◆ **CHALLENGE**
In the material below, list every line carrying the string "教师告诉学生".

◆ **A block of data**
+++

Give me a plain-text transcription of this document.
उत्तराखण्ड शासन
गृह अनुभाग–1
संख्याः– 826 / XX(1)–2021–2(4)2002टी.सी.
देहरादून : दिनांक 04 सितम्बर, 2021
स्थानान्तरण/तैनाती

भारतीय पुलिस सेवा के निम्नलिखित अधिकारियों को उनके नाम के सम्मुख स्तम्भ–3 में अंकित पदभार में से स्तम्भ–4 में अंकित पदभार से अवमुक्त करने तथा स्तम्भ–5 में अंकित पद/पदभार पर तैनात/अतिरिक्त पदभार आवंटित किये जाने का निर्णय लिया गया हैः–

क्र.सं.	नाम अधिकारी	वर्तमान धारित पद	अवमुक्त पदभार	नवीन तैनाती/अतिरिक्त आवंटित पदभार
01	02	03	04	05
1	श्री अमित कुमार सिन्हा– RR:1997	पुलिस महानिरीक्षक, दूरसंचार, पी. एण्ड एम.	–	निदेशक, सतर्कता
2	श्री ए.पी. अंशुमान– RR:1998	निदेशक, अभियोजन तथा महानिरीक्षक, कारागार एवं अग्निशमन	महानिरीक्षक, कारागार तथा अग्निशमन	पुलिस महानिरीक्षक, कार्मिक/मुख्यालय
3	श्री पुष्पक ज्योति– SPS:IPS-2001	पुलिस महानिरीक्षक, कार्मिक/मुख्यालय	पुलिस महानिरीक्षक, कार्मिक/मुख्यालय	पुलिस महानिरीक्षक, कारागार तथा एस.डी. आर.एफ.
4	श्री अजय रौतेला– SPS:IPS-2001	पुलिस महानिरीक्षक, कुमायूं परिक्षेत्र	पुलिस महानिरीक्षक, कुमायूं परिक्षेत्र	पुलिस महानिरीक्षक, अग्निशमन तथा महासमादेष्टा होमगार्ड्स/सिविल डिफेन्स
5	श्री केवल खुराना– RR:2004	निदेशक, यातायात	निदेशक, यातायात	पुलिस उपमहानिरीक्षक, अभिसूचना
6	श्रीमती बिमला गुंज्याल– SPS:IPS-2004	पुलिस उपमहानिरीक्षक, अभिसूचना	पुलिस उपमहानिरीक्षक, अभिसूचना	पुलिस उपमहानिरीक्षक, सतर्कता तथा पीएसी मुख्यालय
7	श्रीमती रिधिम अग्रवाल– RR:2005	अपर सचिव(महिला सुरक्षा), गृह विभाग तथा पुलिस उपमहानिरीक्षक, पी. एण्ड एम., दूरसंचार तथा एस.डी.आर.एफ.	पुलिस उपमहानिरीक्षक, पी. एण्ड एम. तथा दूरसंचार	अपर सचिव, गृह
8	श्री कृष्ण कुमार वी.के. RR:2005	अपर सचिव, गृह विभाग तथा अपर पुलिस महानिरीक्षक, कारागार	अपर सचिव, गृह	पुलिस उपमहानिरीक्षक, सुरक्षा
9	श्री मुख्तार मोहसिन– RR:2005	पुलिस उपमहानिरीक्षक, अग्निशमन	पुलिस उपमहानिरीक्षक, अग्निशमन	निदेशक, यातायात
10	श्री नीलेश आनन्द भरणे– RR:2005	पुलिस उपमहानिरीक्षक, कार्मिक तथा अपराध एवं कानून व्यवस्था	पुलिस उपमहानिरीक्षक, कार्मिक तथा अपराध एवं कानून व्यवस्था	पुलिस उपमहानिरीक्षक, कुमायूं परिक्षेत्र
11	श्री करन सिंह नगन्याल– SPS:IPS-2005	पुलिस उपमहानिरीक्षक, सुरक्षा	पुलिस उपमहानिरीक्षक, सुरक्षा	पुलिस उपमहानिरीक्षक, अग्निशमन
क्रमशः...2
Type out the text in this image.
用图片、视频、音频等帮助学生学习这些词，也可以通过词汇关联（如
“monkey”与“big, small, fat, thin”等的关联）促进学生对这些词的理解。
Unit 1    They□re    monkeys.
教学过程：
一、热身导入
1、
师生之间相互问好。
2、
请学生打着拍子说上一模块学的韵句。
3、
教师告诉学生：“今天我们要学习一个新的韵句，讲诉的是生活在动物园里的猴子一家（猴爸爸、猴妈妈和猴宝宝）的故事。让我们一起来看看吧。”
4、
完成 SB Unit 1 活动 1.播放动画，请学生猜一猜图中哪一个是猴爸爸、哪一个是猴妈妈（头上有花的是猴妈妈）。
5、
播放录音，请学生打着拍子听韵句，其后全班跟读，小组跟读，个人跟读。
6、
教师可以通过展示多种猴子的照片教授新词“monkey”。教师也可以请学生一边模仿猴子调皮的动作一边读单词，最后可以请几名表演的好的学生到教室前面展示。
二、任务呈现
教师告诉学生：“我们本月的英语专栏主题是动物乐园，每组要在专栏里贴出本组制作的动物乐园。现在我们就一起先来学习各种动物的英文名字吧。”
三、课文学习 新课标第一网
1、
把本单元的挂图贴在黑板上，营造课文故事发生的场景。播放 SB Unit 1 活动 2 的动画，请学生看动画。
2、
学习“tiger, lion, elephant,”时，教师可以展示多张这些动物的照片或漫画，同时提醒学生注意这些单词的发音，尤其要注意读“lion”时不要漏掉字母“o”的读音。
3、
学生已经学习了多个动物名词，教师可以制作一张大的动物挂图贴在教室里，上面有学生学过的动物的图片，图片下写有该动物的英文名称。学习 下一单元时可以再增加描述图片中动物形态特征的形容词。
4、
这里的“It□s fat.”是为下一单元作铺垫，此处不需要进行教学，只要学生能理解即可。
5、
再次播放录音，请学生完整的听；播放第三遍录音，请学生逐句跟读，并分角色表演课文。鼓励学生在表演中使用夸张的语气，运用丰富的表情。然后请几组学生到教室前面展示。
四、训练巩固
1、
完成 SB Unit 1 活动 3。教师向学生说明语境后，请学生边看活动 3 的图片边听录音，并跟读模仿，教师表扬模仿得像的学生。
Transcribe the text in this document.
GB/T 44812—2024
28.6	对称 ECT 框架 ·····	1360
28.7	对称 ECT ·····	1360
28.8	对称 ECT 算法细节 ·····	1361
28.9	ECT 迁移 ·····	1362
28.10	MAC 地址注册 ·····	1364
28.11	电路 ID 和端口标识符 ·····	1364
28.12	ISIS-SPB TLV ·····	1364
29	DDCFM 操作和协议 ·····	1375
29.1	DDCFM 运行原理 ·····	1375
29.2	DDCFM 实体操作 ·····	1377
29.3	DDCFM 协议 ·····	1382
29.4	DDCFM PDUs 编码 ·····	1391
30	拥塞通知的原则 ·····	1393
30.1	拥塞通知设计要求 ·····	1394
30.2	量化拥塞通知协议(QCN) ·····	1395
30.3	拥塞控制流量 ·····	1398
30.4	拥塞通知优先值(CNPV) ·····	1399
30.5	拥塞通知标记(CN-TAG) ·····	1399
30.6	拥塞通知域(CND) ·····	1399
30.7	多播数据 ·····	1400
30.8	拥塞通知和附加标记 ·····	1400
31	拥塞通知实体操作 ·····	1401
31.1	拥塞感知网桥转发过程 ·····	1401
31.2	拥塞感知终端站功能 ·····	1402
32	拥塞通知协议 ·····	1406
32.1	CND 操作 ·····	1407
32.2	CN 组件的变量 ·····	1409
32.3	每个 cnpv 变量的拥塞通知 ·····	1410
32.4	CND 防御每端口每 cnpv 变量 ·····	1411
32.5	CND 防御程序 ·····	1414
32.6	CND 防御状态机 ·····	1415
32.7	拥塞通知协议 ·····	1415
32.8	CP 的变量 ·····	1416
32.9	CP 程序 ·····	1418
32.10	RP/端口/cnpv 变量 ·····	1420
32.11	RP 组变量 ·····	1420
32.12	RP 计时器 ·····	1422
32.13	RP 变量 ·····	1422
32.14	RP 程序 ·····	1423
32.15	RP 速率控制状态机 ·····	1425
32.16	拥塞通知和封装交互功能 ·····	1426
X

+++

◆ **WRITTEN ANSWER**
教师告诉学生：“今天我们要学习一个新的韵句，讲诉的是生活在动物园里的猴子一家（猴爸爸、猴妈妈和猴宝宝）的故事。让我们一起来看看吧。”
教师告诉学生：“我们本月的英语专栏主题是动物乐园，每组要在专栏里贴出本组制作的动物乐园。现在我们就一起先来学习各种动物的英文名字吧。”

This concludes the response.